[Saved data entries]
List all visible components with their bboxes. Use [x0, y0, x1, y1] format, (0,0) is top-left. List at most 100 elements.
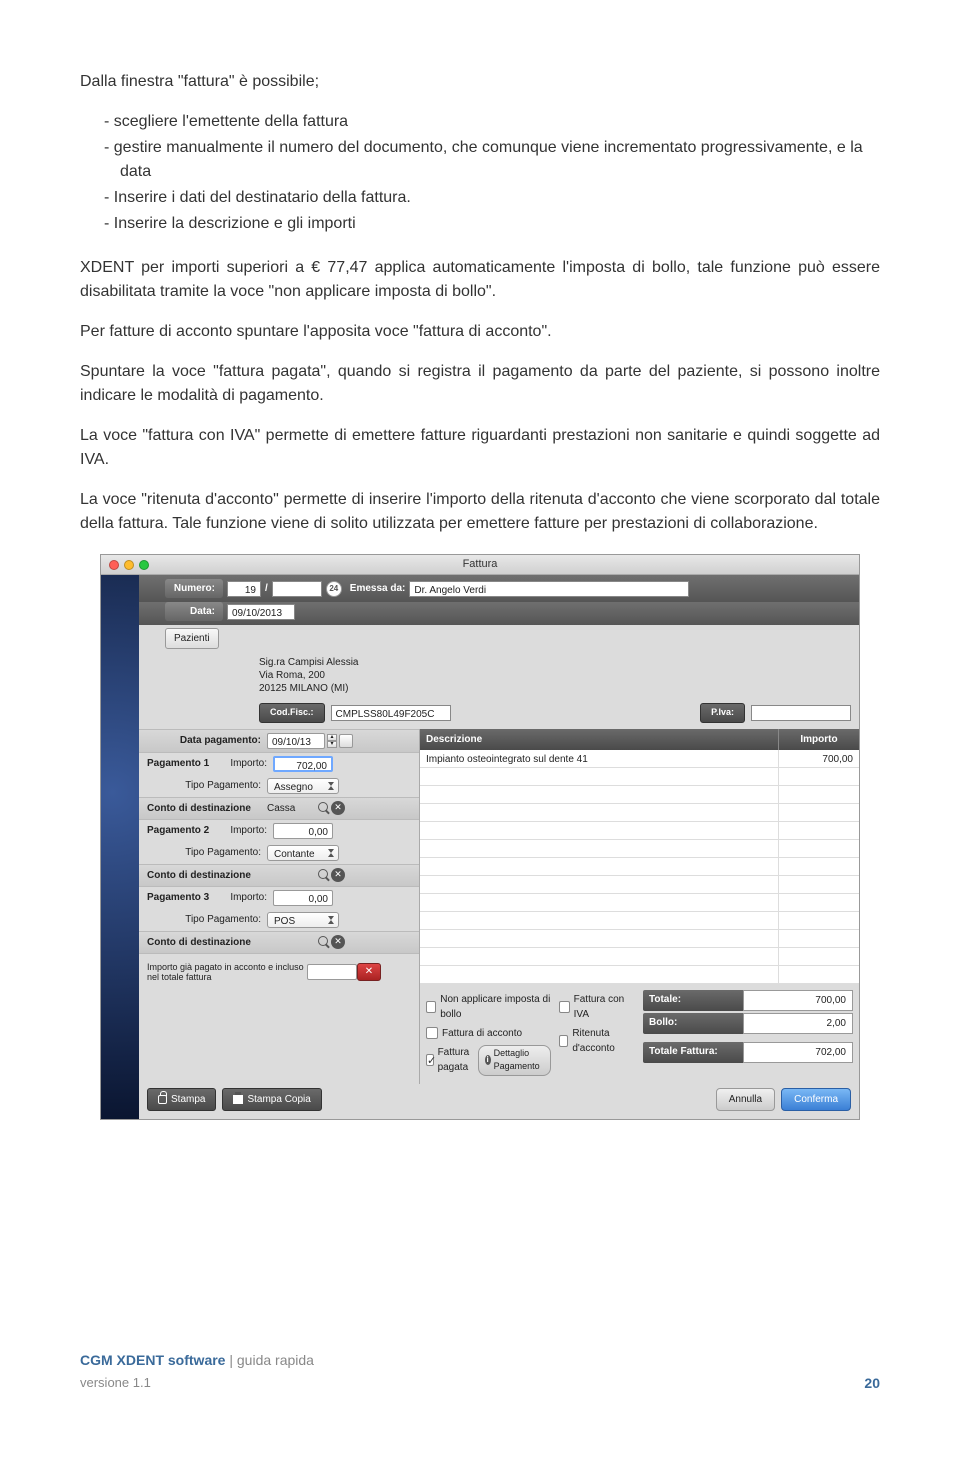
- pag2-tipo-select[interactable]: Contante: [267, 845, 339, 861]
- stampa-copia-button[interactable]: Stampa Copia: [222, 1088, 321, 1111]
- bollo-value: 2,00: [743, 1013, 853, 1034]
- header-row-2: Data: 09/10/2013: [139, 602, 859, 625]
- grid-row[interactable]: [420, 768, 859, 786]
- totals-block: Totale:700,00 Bollo:2,00 Totale Fattura:…: [643, 990, 853, 1078]
- grid-row[interactable]: [420, 858, 859, 876]
- lbl-pagata: Fattura pagata: [438, 1045, 474, 1075]
- data-field[interactable]: 09/10/2013: [227, 604, 295, 620]
- chk-acconto[interactable]: [426, 1027, 438, 1039]
- search-icon[interactable]: [317, 801, 331, 815]
- grid-row[interactable]: [420, 786, 859, 804]
- para-2: Per fatture di acconto spuntare l'apposi…: [80, 320, 880, 344]
- grid-row[interactable]: [420, 804, 859, 822]
- clear-icon[interactable]: ✕: [331, 801, 345, 815]
- grid-row[interactable]: [420, 876, 859, 894]
- grid-row[interactable]: [420, 840, 859, 858]
- pag3-tipo-select[interactable]: POS: [267, 912, 339, 928]
- footer-sep: |: [225, 1352, 236, 1368]
- para-1: XDENT per importi superiori a € 77,47 ap…: [80, 256, 880, 304]
- page-number: 20: [864, 1373, 880, 1394]
- grid-row[interactable]: [420, 894, 859, 912]
- pag1-importo[interactable]: 702,00: [273, 756, 333, 772]
- already-paid-field[interactable]: [307, 964, 357, 980]
- chk-pagata[interactable]: [426, 1054, 434, 1066]
- pag1-conto: Cassa: [267, 801, 317, 816]
- grid-row[interactable]: [420, 822, 859, 840]
- calendar-icon[interactable]: [339, 734, 353, 748]
- conto-label-3: Conto di destinazione: [147, 935, 267, 950]
- data-pagamento-label: Data pagamento:: [147, 733, 267, 748]
- search-icon[interactable]: [317, 868, 331, 882]
- footer-sub: guida rapida: [237, 1352, 314, 1368]
- para-5: La voce "ritenuta d'acconto" permette di…: [80, 488, 880, 536]
- zoom-icon[interactable]: [139, 560, 149, 570]
- print-icon: [233, 1095, 243, 1104]
- window-titlebar[interactable]: Fattura: [101, 555, 859, 575]
- totale-label: Totale:: [643, 990, 743, 1011]
- date-stepper[interactable]: ▴▾: [327, 734, 337, 748]
- totale-value: 700,00: [743, 990, 853, 1011]
- window-title: Fattura: [101, 556, 859, 573]
- dettaglio-pagamento-button[interactable]: iDettaglio Pagamento: [478, 1045, 551, 1076]
- stampa-button[interactable]: Stampa: [147, 1088, 216, 1111]
- tipo-label-2: Tipo Pagamento:: [147, 845, 267, 860]
- patient-city: 20125 MILANO (MI): [259, 682, 859, 695]
- numero-suffix-field[interactable]: [272, 581, 322, 597]
- grid-row[interactable]: Impianto osteointegrato sul dente 41 700…: [420, 750, 859, 768]
- intro: Dalla finestra "fattura" è possibile;: [80, 70, 880, 94]
- lbl-acconto: Fattura di acconto: [442, 1026, 522, 1041]
- grid-row[interactable]: [420, 948, 859, 966]
- piva-field[interactable]: [751, 705, 851, 721]
- search-icon[interactable]: [317, 935, 331, 949]
- delete-button[interactable]: ✕: [357, 963, 381, 981]
- footer-options: Non applicare imposta di bollo Fattura d…: [420, 984, 859, 1084]
- document-body: Dalla finestra "fattura" è possibile; sc…: [80, 70, 880, 536]
- numero-sep: /: [265, 581, 268, 596]
- bullet-3: Inserire i dati del destinatario della f…: [80, 186, 880, 210]
- conto-label-2: Conto di destinazione: [147, 868, 267, 883]
- pag3-importo[interactable]: 0,00: [273, 890, 333, 906]
- clear-icon[interactable]: ✕: [331, 935, 345, 949]
- bullet-2: gestire manualmente il numero del docume…: [80, 136, 880, 184]
- conto-label-1: Conto di destinazione: [147, 801, 267, 816]
- importo-label-2: Importo:: [227, 823, 273, 838]
- tipo-label-3: Tipo Pagamento:: [147, 912, 267, 927]
- pag1-tipo-select[interactable]: Assegno: [267, 778, 339, 794]
- grid-row[interactable]: [420, 912, 859, 930]
- grid-row[interactable]: [420, 966, 859, 984]
- data-pagamento-field[interactable]: 09/10/13: [267, 733, 325, 749]
- minimize-icon[interactable]: [124, 560, 134, 570]
- pag2-label: Pagamento 2: [147, 823, 227, 838]
- close-icon[interactable]: [109, 560, 119, 570]
- col-descrizione: Descrizione: [420, 729, 779, 750]
- bullet-1: scegliere l'emettente della fattura: [80, 110, 880, 134]
- numero-field[interactable]: 19: [227, 581, 261, 597]
- col-importo: Importo: [779, 729, 859, 750]
- para-4: La voce "fattura con IVA" permette di em…: [80, 424, 880, 472]
- header-row-1: Numero: 19 / 24 Emessa da: Dr. Angelo Ve…: [139, 575, 859, 602]
- chk-no-bollo[interactable]: [426, 1001, 436, 1013]
- lbl-no-bollo: Non applicare imposta di bollo: [440, 992, 550, 1022]
- totfatt-value: 702,00: [743, 1042, 853, 1063]
- bullet-4: Inserire la descrizione e gli importi: [80, 212, 880, 236]
- pag3-label: Pagamento 3: [147, 890, 227, 905]
- chk-iva[interactable]: [559, 1001, 570, 1013]
- patient-name: Sig.ra Campisi Alessia: [259, 656, 859, 669]
- annulla-button[interactable]: Annulla: [716, 1088, 775, 1111]
- fattura-window: Fattura Numero: 19 / 24 Emessa da: Dr. A…: [100, 554, 860, 1120]
- conferma-button[interactable]: Conferma: [781, 1088, 851, 1111]
- pazienti-button[interactable]: Pazienti: [165, 628, 219, 649]
- patient-address: Sig.ra Campisi Alessia Via Roma, 200 201…: [139, 652, 859, 699]
- bollo-label: Bollo:: [643, 1013, 743, 1034]
- pag2-importo[interactable]: 0,00: [273, 823, 333, 839]
- emessa-label: Emessa da:: [350, 581, 406, 596]
- grid-row[interactable]: [420, 930, 859, 948]
- piva-label: P.Iva:: [700, 703, 745, 723]
- lbl-ritenuta: Ritenuta d'acconto: [572, 1026, 635, 1056]
- hours-icon[interactable]: 24: [326, 581, 342, 597]
- emessa-field[interactable]: Dr. Angelo Verdi: [409, 581, 689, 597]
- codfisc-label: Cod.Fisc.:: [259, 703, 325, 723]
- chk-ritenuta[interactable]: [559, 1035, 569, 1047]
- codfisc-field[interactable]: CMPLSS80L49F205C: [331, 705, 451, 721]
- clear-icon[interactable]: ✕: [331, 868, 345, 882]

**To do:** Rewrite the listing as a Markdown table with the columns Row and Listing line, starting with the line containing "- pag2-tipo-select[interactable]: Contante: [267, 845, 339, 861]" and going on through the line containing "- grid-row[interactable]: [420, 768, 859, 786]", with any blank lines left out.

**Full response:**
| Row | Listing line |
|---|---|
| 1 | - pag2-tipo-select[interactable]: Contante: [267, 845, 339, 861] |
| 2 | - stampa-copia-button[interactable]: Stampa Copia: [222, 1088, 321, 1111] |
| 3 | - bollo-value: 2,00: [743, 1013, 853, 1034] |
| 4 | - header-row-2: Data: 09/10/2013: [139, 602, 859, 625] |
| 5 | - grid-row[interactable]: [420, 768, 859, 786] |